What to produce:
Where does the string "JSON" appear? Copy every line of the entries below that holds it.

Data to use:

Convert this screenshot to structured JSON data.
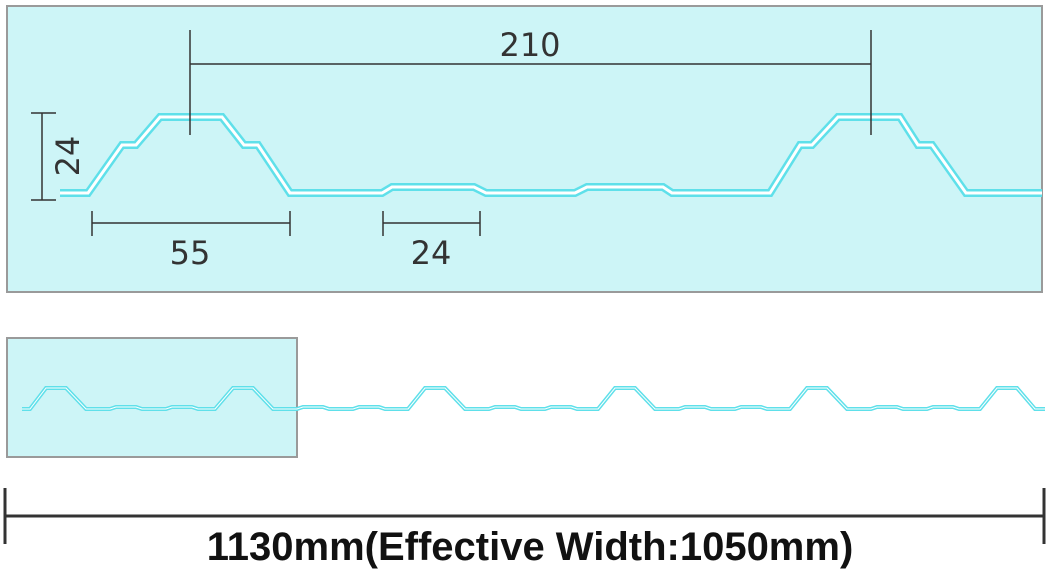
{
  "colors": {
    "panel_fill": "#cdf5f7",
    "panel_border": "#9a9a9a",
    "profile_stroke": "#5fe0ea",
    "profile_inner": "#ffffff",
    "dimension_line": "#333333",
    "caption": "#111111"
  },
  "detail": {
    "dim_pitch": "210",
    "dim_height": "24",
    "dim_rib_base": "55",
    "dim_minor_rib": "24"
  },
  "caption": "1130mm(Effective Width:1050mm)"
}
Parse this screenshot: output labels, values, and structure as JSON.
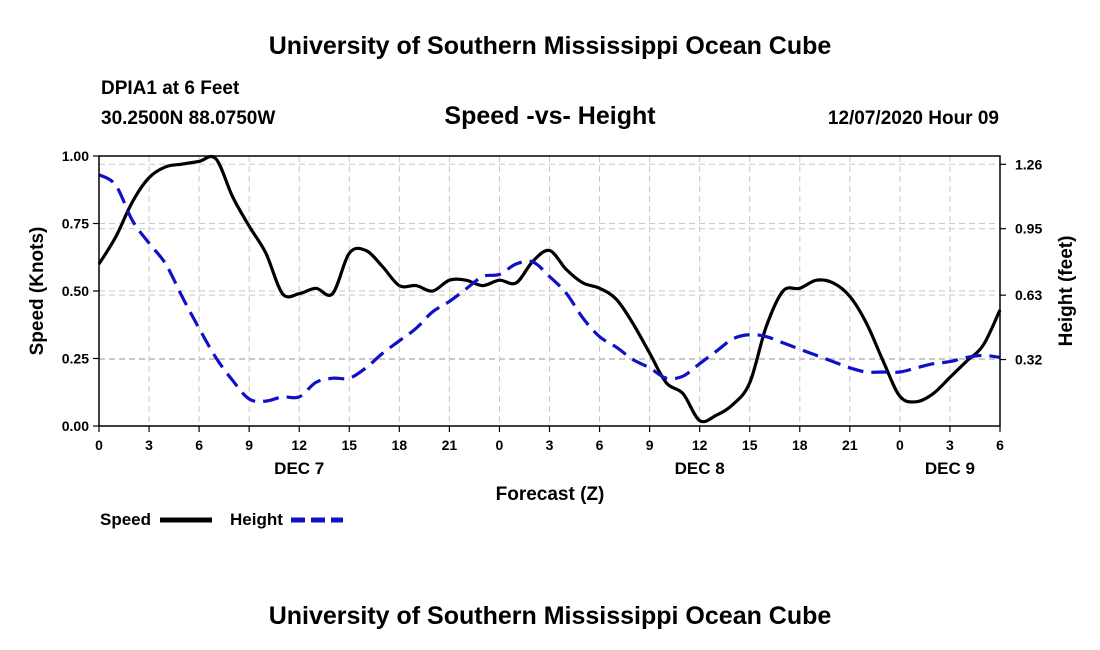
{
  "header": {
    "title": "University of Southern Mississippi Ocean Cube",
    "station": "DPIA1 at 6 Feet",
    "coords": "30.2500N 88.0750W",
    "chart_title": "Speed -vs- Height",
    "run": "12/07/2020 Hour 09"
  },
  "footer": {
    "title": "University of Southern Mississippi Ocean Cube"
  },
  "colors": {
    "speed": "#000000",
    "height": "#1010c8"
  },
  "chart_data": {
    "type": "line",
    "title": "Speed -vs- Height",
    "xlabel": "Forecast (Z)",
    "ylabel": "Speed (Knots)",
    "y2label": "Height (feet)",
    "xlim": [
      0,
      54
    ],
    "ylim": [
      0,
      1.0
    ],
    "y2lim": [
      0,
      1.3
    ],
    "grid": true,
    "x_ticks": [
      {
        "x": 0,
        "label": "0"
      },
      {
        "x": 3,
        "label": "3"
      },
      {
        "x": 6,
        "label": "6"
      },
      {
        "x": 9,
        "label": "9"
      },
      {
        "x": 12,
        "label": "12"
      },
      {
        "x": 15,
        "label": "15"
      },
      {
        "x": 18,
        "label": "18"
      },
      {
        "x": 21,
        "label": "21"
      },
      {
        "x": 24,
        "label": "0"
      },
      {
        "x": 27,
        "label": "3"
      },
      {
        "x": 30,
        "label": "6"
      },
      {
        "x": 33,
        "label": "9"
      },
      {
        "x": 36,
        "label": "12"
      },
      {
        "x": 39,
        "label": "15"
      },
      {
        "x": 42,
        "label": "18"
      },
      {
        "x": 45,
        "label": "21"
      },
      {
        "x": 48,
        "label": "0"
      },
      {
        "x": 51,
        "label": "3"
      },
      {
        "x": 54,
        "label": "6"
      }
    ],
    "day_labels": [
      {
        "x": 12,
        "label": "DEC 7"
      },
      {
        "x": 36,
        "label": "DEC 8"
      },
      {
        "x": 51,
        "label": "DEC 9"
      }
    ],
    "y_ticks": [
      {
        "v": 0.0,
        "label": "0.00"
      },
      {
        "v": 0.25,
        "label": "0.25"
      },
      {
        "v": 0.5,
        "label": "0.50"
      },
      {
        "v": 0.75,
        "label": "0.75"
      },
      {
        "v": 1.0,
        "label": "1.00"
      }
    ],
    "y2_ticks": [
      {
        "v": 0.32,
        "label": "0.32"
      },
      {
        "v": 0.63,
        "label": "0.63"
      },
      {
        "v": 0.95,
        "label": "0.95"
      },
      {
        "v": 1.26,
        "label": "1.26"
      }
    ],
    "legend": [
      {
        "name": "Speed",
        "style": "solid"
      },
      {
        "name": "Height",
        "style": "dashed"
      }
    ],
    "series": [
      {
        "name": "Speed",
        "axis": "left",
        "style": "solid",
        "x": [
          0,
          1,
          2,
          3,
          4,
          5,
          6,
          7,
          8,
          9,
          10,
          11,
          12,
          13,
          14,
          15,
          16,
          17,
          18,
          19,
          20,
          21,
          22,
          23,
          24,
          25,
          26,
          27,
          28,
          29,
          30,
          31,
          32,
          33,
          34,
          35,
          36,
          37,
          38,
          39,
          40,
          41,
          42,
          43,
          44,
          45,
          46,
          47,
          48,
          49,
          50,
          51,
          52,
          53,
          54
        ],
        "values": [
          0.6,
          0.7,
          0.83,
          0.92,
          0.96,
          0.97,
          0.98,
          0.99,
          0.85,
          0.74,
          0.64,
          0.49,
          0.49,
          0.51,
          0.49,
          0.64,
          0.65,
          0.59,
          0.52,
          0.52,
          0.5,
          0.54,
          0.54,
          0.52,
          0.54,
          0.53,
          0.61,
          0.65,
          0.58,
          0.53,
          0.51,
          0.47,
          0.38,
          0.27,
          0.16,
          0.12,
          0.02,
          0.04,
          0.08,
          0.16,
          0.37,
          0.5,
          0.51,
          0.54,
          0.53,
          0.48,
          0.38,
          0.24,
          0.11,
          0.09,
          0.12,
          0.18,
          0.24,
          0.3,
          0.43
        ]
      },
      {
        "name": "Height",
        "axis": "right",
        "style": "dashed",
        "x": [
          0,
          1,
          2,
          3,
          4,
          5,
          6,
          7,
          8,
          9,
          10,
          11,
          12,
          13,
          14,
          15,
          16,
          17,
          18,
          19,
          20,
          21,
          22,
          23,
          24,
          25,
          26,
          27,
          28,
          29,
          30,
          31,
          32,
          33,
          34,
          35,
          36,
          37,
          38,
          39,
          40,
          41,
          42,
          43,
          44,
          45,
          46,
          47,
          48,
          49,
          50,
          51,
          52,
          53,
          54
        ],
        "values": [
          1.21,
          1.16,
          0.99,
          0.88,
          0.78,
          0.62,
          0.47,
          0.33,
          0.22,
          0.13,
          0.12,
          0.14,
          0.14,
          0.21,
          0.23,
          0.23,
          0.28,
          0.35,
          0.41,
          0.47,
          0.55,
          0.6,
          0.66,
          0.72,
          0.73,
          0.78,
          0.79,
          0.72,
          0.64,
          0.52,
          0.43,
          0.38,
          0.32,
          0.28,
          0.23,
          0.24,
          0.3,
          0.36,
          0.42,
          0.44,
          0.43,
          0.4,
          0.37,
          0.34,
          0.31,
          0.28,
          0.26,
          0.26,
          0.26,
          0.28,
          0.3,
          0.31,
          0.33,
          0.34,
          0.33
        ]
      }
    ]
  }
}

Task solution:
Convert this screenshot to structured JSON data.
Parse this screenshot: output labels, values, and structure as JSON.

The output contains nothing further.